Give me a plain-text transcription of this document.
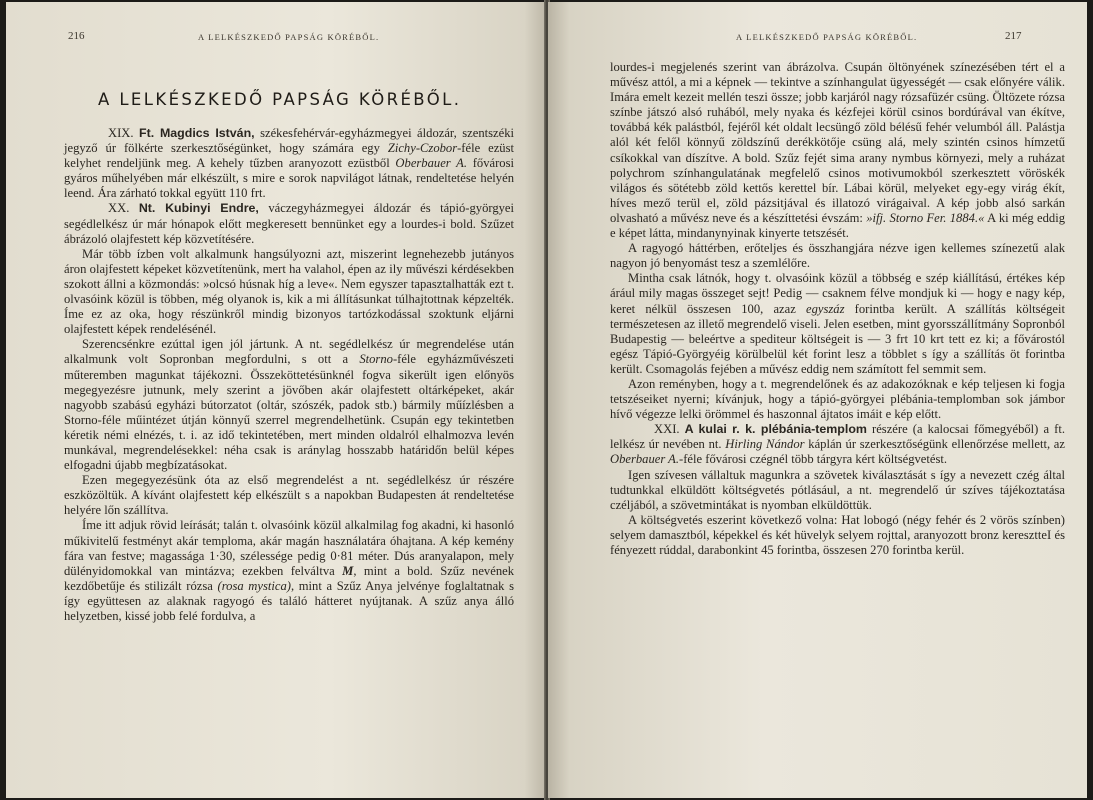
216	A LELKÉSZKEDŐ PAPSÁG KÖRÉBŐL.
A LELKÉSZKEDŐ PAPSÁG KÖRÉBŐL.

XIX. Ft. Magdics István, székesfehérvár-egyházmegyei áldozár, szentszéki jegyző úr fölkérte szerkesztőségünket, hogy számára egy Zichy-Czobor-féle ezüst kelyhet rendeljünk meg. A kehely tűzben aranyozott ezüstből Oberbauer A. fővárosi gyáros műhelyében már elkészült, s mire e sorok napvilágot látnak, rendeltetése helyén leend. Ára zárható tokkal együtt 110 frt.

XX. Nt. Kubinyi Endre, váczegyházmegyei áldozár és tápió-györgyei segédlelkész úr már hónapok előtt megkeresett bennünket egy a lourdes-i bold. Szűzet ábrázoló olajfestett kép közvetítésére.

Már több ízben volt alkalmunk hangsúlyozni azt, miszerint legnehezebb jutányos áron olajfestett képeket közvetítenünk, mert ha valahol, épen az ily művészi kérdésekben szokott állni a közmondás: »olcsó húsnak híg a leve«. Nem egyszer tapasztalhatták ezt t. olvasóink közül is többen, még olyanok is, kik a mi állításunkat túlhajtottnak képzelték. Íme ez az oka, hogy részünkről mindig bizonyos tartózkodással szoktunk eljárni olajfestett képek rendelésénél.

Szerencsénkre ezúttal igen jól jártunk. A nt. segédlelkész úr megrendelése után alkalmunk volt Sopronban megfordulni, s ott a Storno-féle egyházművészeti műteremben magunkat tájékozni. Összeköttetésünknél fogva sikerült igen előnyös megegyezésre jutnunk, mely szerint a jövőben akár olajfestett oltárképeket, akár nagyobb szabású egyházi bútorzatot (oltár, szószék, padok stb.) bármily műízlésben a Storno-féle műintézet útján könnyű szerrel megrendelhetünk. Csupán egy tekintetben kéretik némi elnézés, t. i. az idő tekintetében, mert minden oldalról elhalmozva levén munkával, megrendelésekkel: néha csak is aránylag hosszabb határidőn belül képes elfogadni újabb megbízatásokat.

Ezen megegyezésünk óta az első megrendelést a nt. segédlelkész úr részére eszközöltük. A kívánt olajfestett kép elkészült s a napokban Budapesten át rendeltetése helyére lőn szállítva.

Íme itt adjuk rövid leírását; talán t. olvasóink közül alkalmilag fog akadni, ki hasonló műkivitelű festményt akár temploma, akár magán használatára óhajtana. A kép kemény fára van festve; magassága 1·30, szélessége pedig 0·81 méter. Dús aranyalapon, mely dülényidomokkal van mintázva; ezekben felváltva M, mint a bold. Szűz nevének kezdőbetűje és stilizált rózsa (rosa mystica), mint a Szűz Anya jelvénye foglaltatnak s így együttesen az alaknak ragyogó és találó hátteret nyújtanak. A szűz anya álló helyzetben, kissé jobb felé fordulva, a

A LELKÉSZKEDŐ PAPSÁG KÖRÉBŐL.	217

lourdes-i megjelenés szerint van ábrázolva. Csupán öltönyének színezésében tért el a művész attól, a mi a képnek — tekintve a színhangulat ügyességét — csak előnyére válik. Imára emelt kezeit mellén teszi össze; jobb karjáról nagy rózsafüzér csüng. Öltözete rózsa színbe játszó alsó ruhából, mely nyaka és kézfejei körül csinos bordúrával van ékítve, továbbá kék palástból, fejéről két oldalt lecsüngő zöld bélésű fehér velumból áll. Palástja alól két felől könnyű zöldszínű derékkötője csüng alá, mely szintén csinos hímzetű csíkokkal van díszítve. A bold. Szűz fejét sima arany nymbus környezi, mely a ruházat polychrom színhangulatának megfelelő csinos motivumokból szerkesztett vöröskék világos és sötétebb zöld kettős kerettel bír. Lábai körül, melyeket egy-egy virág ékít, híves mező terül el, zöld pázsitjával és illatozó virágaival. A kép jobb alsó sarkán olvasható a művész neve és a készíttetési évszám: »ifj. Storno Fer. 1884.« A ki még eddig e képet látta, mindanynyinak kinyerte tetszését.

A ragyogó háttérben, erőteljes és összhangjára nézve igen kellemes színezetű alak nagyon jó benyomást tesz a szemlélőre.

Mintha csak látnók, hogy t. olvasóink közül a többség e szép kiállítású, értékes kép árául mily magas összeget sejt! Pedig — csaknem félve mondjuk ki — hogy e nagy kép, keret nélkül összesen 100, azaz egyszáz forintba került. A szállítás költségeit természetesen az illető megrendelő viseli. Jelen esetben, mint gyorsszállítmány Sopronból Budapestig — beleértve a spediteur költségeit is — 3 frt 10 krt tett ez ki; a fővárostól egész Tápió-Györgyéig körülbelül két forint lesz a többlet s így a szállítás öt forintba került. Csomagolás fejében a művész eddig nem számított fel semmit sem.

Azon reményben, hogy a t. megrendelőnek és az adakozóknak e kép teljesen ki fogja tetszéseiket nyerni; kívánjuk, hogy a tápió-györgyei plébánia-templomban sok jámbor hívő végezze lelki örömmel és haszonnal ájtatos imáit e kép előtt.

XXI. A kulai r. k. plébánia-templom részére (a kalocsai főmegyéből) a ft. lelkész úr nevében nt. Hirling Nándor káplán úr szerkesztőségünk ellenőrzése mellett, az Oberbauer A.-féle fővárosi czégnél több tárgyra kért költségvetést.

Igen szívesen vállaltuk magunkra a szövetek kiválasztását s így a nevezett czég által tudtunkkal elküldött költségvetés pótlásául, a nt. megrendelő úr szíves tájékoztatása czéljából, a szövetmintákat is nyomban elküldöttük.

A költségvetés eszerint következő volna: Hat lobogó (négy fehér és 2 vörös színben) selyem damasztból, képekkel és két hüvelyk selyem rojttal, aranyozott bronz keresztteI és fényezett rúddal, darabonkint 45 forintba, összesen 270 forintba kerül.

------------------------------------------------------------------------

Instructions to follow. Without the pictures, extract every entry verbatim.

Written response.
Give me a plain-text transcription of this document.
216	A LELKÉSZKEDŐ PAPSÁG KÖRÉBŐL.
A LELKÉSZKEDŐ PAPSÁG KÖRÉBŐL.

XIX. Ft. Magdics István, székesfehérvár-egyházmegyei áldozár, szentszéki jegyző úr fölkérte szerkesztőségünket, hogy számára egy Zichy-Czobor-féle ezüst kelyhet rendeljünk meg. A kehely tűzben aranyozott ezüstből Oberbauer A. fővárosi gyáros műhelyében már elkészült, s mire e sorok napvilágot látnak, rendeltetése helyén leend. Ára zárható tokkal együtt 110 frt.

XX. Nt. Kubinyi Endre, váczegyházmegyei áldozár és tápió-györgyei segédlelkész úr már hónapok előtt megkeresett bennünket egy a lourdes-i bold. Szűzet ábrázoló olajfestett kép közvetítésére.

Már több ízben volt alkalmunk hangsúlyozni azt, miszerint legnehezebb jutányos áron olajfestett képeket közvetítenünk, mert ha valahol, épen az ily művészi kérdésekben szokott állni a közmondás: »olcsó húsnak híg a leve«. Nem egyszer tapasztalhatták ezt t. olvasóink közül is többen, még olyanok is, kik a mi állításunkat túlhajtottnak képzelték. Íme ez az oka, hogy részünkről mindig bizonyos tartózkodással szoktunk eljárni olajfestett képek rendelésénél.

Szerencsénkre ezúttal igen jól jártunk. A nt. segédlelkész úr megrendelése után alkalmunk volt Sopronban megfordulni, s ott a Storno-féle egyházművészeti műteremben magunkat tájékozni. Összeköttetésünknél fogva sikerült igen előnyös megegyezésre jutnunk, mely szerint a jövőben akár olajfestett oltárképeket, akár nagyobb szabású egyházi bútorzatot (oltár, szószék, padok stb.) bármily műízlésben a Storno-féle műintézet útján könnyű szerrel megrendelhetünk. Csupán egy tekintetben kéretik némi elnézés, t. i. az idő tekintetében, mert minden oldalról elhalmozva levén munkával, megrendelésekkel: néha csak is aránylag hosszabb határidőn belül képes elfogadni újabb megbízatásokat.

Ezen megegyezésünk óta az első megrendelést a nt. segédlelkész úr részére eszközöltük. A kívánt olajfestett kép elkészült s a napokban Budapesten át rendeltetése helyére lőn szállítva.

Íme itt adjuk rövid leírását; talán t. olvasóink közül alkalmilag fog akadni, ki hasonló műkivitelű festményt akár temploma, akár magán használatára óhajtana. A kép kemény fára van festve; magassága 1·30, szélessége pedig 0·81 méter. Dús aranyalapon, mely dülényidomokkal van mintázva; ezekben felváltva M, mint a bold. Szűz nevének kezdőbetűje és stilizált rózsa (rosa mystica), mint a Szűz Anya jelvénye foglaltatnak s így együttesen az alaknak ragyogó és találó hátteret nyújtanak. A szűz anya álló helyzetben, kissé jobb felé fordulva, a

A LELKÉSZKEDŐ PAPSÁG KÖRÉBŐL.	217

lourdes-i megjelenés szerint van ábrázolva. Csupán öltönyének színezésében tért el a művész attól, a mi a képnek — tekintve a színhangulat ügyességét — csak előnyére válik. Imára emelt kezeit mellén teszi össze; jobb karjáról nagy rózsafüzér csüng. Öltözete rózsa színbe játszó alsó ruhából, mely nyaka és kézfejei körül csinos bordúrával van ékítve, továbbá kék palástból, fejéről két oldalt lecsüngő zöld bélésű fehér velumból áll. Palástja alól két felől könnyű zöldszínű derékkötője csüng alá, mely szintén csinos hímzetű csíkokkal van díszítve. A bold. Szűz fejét sima arany nymbus környezi, mely a ruházat polychrom színhangulatának megfelelő csinos motivumokból szerkesztett vöröskék világos és sötétebb zöld kettős kerettel bír. Lábai körül, melyeket egy-egy virág ékít, híves mező terül el, zöld pázsitjával és illatozó virágaival. A kép jobb alsó sarkán olvasható a művész neve és a készíttetési évszám: »ifj. Storno Fer. 1884.« A ki még eddig e képet látta, mindanynyinak kinyerte tetszését.

A ragyogó háttérben, erőteljes és összhangjára nézve igen kellemes színezetű alak nagyon jó benyomást tesz a szemlélőre.

Mintha csak látnók, hogy t. olvasóink közül a többség e szép kiállítású, értékes kép árául mily magas összeget sejt! Pedig — csaknem félve mondjuk ki — hogy e nagy kép, keret nélkül összesen 100, azaz egyszáz forintba került. A szállítás költségeit természetesen az illető megrendelő viseli. Jelen esetben, mint gyorsszállítmány Sopronból Budapestig — beleértve a spediteur költségeit is — 3 frt 10 krt tett ez ki; a fővárostól egész Tápió-Györgyéig körülbelül két forint lesz a többlet s így a szállítás öt forintba került. Csomagolás fejében a művész eddig nem számított fel semmit sem.

Azon reményben, hogy a t. megrendelőnek és az adakozóknak e kép teljesen ki fogja tetszéseiket nyerni; kívánjuk, hogy a tápió-györgyei plébánia-templomban sok jámbor hívő végezze lelki örömmel és haszonnal ájtatos imáit e kép előtt.

XXI. A kulai r. k. plébánia-templom részére (a kalocsai főmegyéből) a ft. lelkész úr nevében nt. Hirling Nándor káplán úr szerkesztőségünk ellenőrzése mellett, az Oberbauer A.-féle fővárosi czégnél több tárgyra kért költségvetést.

Igen szívesen vállaltuk magunkra a szövetek kiválasztását s így a nevezett czég által tudtunkkal elküldött költségvetés pótlásául, a nt. megrendelő úr szíves tájékoztatása czéljából, a szövetmintákat is nyomban elküldöttük.

A költségvetés eszerint következő volna: Hat lobogó (négy fehér és 2 vörös színben) selyem damasztból, képekkel és két hüvelyk selyem rojttal, aranyozott bronz keresztteI és fényezett rúddal, darabonkint 45 forintba, összesen 270 forintba kerül.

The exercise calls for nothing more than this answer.